— Required task —
What follows is a set of records; restate each one word for word and drop the pictures.

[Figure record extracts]
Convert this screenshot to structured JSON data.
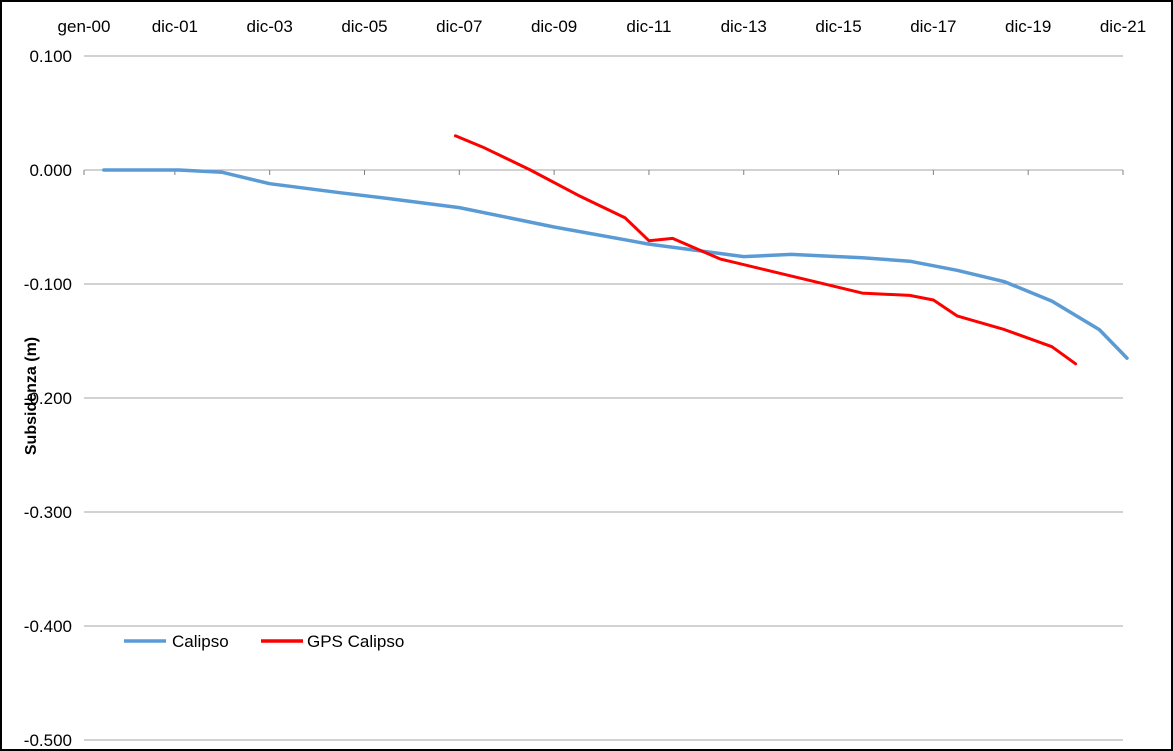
{
  "chart_data": {
    "type": "line",
    "title": "",
    "xlabel": "",
    "ylabel": "Subsidenza (m)",
    "x_tick_labels": [
      "gen-00",
      "dic-01",
      "dic-03",
      "dic-05",
      "dic-07",
      "dic-09",
      "dic-11",
      "dic-13",
      "dic-15",
      "dic-17",
      "dic-19",
      "dic-21"
    ],
    "x_ticks": [
      "2000-01",
      "2001-12",
      "2003-12",
      "2005-12",
      "2007-12",
      "2009-12",
      "2011-12",
      "2013-12",
      "2015-12",
      "2017-12",
      "2019-12",
      "2021-12"
    ],
    "xlim": [
      "2000-01",
      "2021-12"
    ],
    "ylim": [
      -0.5,
      0.1
    ],
    "y_tick_labels": [
      "0.100",
      "0.000",
      "-0.100",
      "-0.200",
      "-0.300",
      "-0.400",
      "-0.500"
    ],
    "y_ticks": [
      0.1,
      0.0,
      -0.1,
      -0.2,
      -0.3,
      -0.4,
      -0.5
    ],
    "grid": "horizontal",
    "legend_position": "bottom-left",
    "series": [
      {
        "name": "Calipso",
        "color": "#5b9bd5",
        "points": [
          [
            "2000-06",
            0.0
          ],
          [
            "2002-01",
            0.0
          ],
          [
            "2002-12",
            -0.002
          ],
          [
            "2003-12",
            -0.012
          ],
          [
            "2005-06",
            -0.02
          ],
          [
            "2006-06",
            -0.025
          ],
          [
            "2007-12",
            -0.033
          ],
          [
            "2009-12",
            -0.05
          ],
          [
            "2011-12",
            -0.065
          ],
          [
            "2013-12",
            -0.076
          ],
          [
            "2014-12",
            -0.074
          ],
          [
            "2016-06",
            -0.077
          ],
          [
            "2017-06",
            -0.08
          ],
          [
            "2018-06",
            -0.088
          ],
          [
            "2019-06",
            -0.098
          ],
          [
            "2020-06",
            -0.115
          ],
          [
            "2021-06",
            -0.14
          ],
          [
            "2022-01",
            -0.165
          ]
        ]
      },
      {
        "name": "GPS Calipso",
        "color": "#ff0000",
        "points": [
          [
            "2007-11",
            0.03
          ],
          [
            "2008-06",
            0.02
          ],
          [
            "2009-06",
            0.0
          ],
          [
            "2010-06",
            -0.022
          ],
          [
            "2011-06",
            -0.042
          ],
          [
            "2011-12",
            -0.062
          ],
          [
            "2012-06",
            -0.06
          ],
          [
            "2013-06",
            -0.078
          ],
          [
            "2014-06",
            -0.088
          ],
          [
            "2015-06",
            -0.098
          ],
          [
            "2016-06",
            -0.108
          ],
          [
            "2017-06",
            -0.11
          ],
          [
            "2017-12",
            -0.114
          ],
          [
            "2018-06",
            -0.128
          ],
          [
            "2019-06",
            -0.14
          ],
          [
            "2020-06",
            -0.155
          ],
          [
            "2020-12",
            -0.17
          ]
        ]
      }
    ]
  }
}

— Written solution —
Convert this screenshot to structured JSON data.
{
  "chart_data": {
    "type": "line",
    "title": "",
    "xlabel": "",
    "ylabel": "Subsidenza (m)",
    "x_tick_labels": [
      "gen-00",
      "dic-01",
      "dic-03",
      "dic-05",
      "dic-07",
      "dic-09",
      "dic-11",
      "dic-13",
      "dic-15",
      "dic-17",
      "dic-19",
      "dic-21"
    ],
    "x_ticks": [
      "2000-01",
      "2001-12",
      "2003-12",
      "2005-12",
      "2007-12",
      "2009-12",
      "2011-12",
      "2013-12",
      "2015-12",
      "2017-12",
      "2019-12",
      "2021-12"
    ],
    "xlim": [
      "2000-01",
      "2021-12"
    ],
    "ylim": [
      -0.5,
      0.1
    ],
    "y_tick_labels": [
      "0.100",
      "0.000",
      "-0.100",
      "-0.200",
      "-0.300",
      "-0.400",
      "-0.500"
    ],
    "y_ticks": [
      0.1,
      0.0,
      -0.1,
      -0.2,
      -0.3,
      -0.4,
      -0.5
    ],
    "grid": "horizontal",
    "legend_position": "bottom-left",
    "series": [
      {
        "name": "Calipso",
        "color": "#5b9bd5",
        "points": [
          [
            "2000-06",
            0.0
          ],
          [
            "2002-01",
            0.0
          ],
          [
            "2002-12",
            -0.002
          ],
          [
            "2003-12",
            -0.012
          ],
          [
            "2005-06",
            -0.02
          ],
          [
            "2006-06",
            -0.025
          ],
          [
            "2007-12",
            -0.033
          ],
          [
            "2009-12",
            -0.05
          ],
          [
            "2011-12",
            -0.065
          ],
          [
            "2013-12",
            -0.076
          ],
          [
            "2014-12",
            -0.074
          ],
          [
            "2016-06",
            -0.077
          ],
          [
            "2017-06",
            -0.08
          ],
          [
            "2018-06",
            -0.088
          ],
          [
            "2019-06",
            -0.098
          ],
          [
            "2020-06",
            -0.115
          ],
          [
            "2021-06",
            -0.14
          ],
          [
            "2022-01",
            -0.165
          ]
        ]
      },
      {
        "name": "GPS Calipso",
        "color": "#ff0000",
        "points": [
          [
            "2007-11",
            0.03
          ],
          [
            "2008-06",
            0.02
          ],
          [
            "2009-06",
            0.0
          ],
          [
            "2010-06",
            -0.022
          ],
          [
            "2011-06",
            -0.042
          ],
          [
            "2011-12",
            -0.062
          ],
          [
            "2012-06",
            -0.06
          ],
          [
            "2013-06",
            -0.078
          ],
          [
            "2014-06",
            -0.088
          ],
          [
            "2015-06",
            -0.098
          ],
          [
            "2016-06",
            -0.108
          ],
          [
            "2017-06",
            -0.11
          ],
          [
            "2017-12",
            -0.114
          ],
          [
            "2018-06",
            -0.128
          ],
          [
            "2019-06",
            -0.14
          ],
          [
            "2020-06",
            -0.155
          ],
          [
            "2020-12",
            -0.17
          ]
        ]
      }
    ]
  }
}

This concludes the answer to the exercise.